— begin ROWS —

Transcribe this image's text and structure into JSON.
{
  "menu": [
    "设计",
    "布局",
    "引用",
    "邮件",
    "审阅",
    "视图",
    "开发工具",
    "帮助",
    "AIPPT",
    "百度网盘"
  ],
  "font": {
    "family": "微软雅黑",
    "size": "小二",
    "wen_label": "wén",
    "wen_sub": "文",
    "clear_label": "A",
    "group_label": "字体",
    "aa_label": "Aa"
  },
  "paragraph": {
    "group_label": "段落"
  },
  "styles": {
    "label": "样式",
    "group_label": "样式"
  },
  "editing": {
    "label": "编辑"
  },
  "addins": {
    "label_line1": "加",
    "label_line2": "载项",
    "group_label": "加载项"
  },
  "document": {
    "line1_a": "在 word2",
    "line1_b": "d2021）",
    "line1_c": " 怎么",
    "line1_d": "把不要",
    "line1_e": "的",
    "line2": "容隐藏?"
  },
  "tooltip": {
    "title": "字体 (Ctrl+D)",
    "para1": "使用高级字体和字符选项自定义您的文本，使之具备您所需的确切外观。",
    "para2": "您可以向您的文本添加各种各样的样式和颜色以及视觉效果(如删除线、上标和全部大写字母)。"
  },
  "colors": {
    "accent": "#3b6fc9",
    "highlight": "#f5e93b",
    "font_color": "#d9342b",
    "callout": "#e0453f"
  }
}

— end ROWS —
— begin ROWS —

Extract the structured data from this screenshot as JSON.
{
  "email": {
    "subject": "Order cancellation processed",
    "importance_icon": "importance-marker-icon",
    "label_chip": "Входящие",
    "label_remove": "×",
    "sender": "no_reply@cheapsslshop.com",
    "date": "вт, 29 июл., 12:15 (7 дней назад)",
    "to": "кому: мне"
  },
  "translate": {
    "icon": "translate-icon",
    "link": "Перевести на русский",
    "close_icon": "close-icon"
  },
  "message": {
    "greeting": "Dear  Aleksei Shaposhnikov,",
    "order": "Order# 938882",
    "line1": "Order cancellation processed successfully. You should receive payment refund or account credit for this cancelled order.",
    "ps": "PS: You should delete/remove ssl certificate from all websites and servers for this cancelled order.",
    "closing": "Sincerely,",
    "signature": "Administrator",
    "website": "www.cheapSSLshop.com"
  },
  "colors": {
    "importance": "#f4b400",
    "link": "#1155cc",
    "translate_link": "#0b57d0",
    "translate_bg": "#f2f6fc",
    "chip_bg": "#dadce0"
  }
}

— end ROWS —
— begin ROWS —

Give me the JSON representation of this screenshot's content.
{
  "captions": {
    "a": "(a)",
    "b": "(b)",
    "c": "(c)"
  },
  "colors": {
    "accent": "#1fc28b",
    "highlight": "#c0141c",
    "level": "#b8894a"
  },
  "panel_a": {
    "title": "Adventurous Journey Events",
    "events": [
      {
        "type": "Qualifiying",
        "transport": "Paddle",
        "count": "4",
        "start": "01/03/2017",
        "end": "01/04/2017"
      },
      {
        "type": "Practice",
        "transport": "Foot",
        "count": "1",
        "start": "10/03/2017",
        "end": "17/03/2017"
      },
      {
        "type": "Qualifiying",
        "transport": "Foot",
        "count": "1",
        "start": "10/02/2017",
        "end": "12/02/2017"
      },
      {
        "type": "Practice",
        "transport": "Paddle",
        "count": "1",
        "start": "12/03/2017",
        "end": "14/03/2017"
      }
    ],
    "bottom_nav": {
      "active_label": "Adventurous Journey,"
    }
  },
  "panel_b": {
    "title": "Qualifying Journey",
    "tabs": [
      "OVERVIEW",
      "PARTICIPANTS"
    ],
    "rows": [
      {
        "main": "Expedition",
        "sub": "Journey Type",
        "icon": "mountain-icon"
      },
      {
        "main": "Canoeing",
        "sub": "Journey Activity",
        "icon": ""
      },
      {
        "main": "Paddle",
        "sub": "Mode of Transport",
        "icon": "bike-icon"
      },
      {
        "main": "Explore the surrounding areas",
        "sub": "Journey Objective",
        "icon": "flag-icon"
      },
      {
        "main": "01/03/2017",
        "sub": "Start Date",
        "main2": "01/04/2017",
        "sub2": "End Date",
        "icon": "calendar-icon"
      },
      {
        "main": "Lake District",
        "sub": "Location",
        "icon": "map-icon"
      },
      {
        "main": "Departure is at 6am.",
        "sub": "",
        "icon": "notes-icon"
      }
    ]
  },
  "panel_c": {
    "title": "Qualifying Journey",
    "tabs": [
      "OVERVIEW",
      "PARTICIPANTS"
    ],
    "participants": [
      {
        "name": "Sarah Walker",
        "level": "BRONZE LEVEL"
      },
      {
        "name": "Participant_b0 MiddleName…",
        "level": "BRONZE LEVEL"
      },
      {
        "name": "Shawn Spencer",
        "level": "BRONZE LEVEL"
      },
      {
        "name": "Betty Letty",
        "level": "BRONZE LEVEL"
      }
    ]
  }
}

— end ROWS —

● WHAT YOU HAVE TO DO
Go through the data and gather every line that holds "from".

● WRITTEN ANSWER
Extract the structured data from this screenshot as JSON.
    "ps": "PS: You should delete/remove ssl certificate from all websites and servers for this cancelled order.",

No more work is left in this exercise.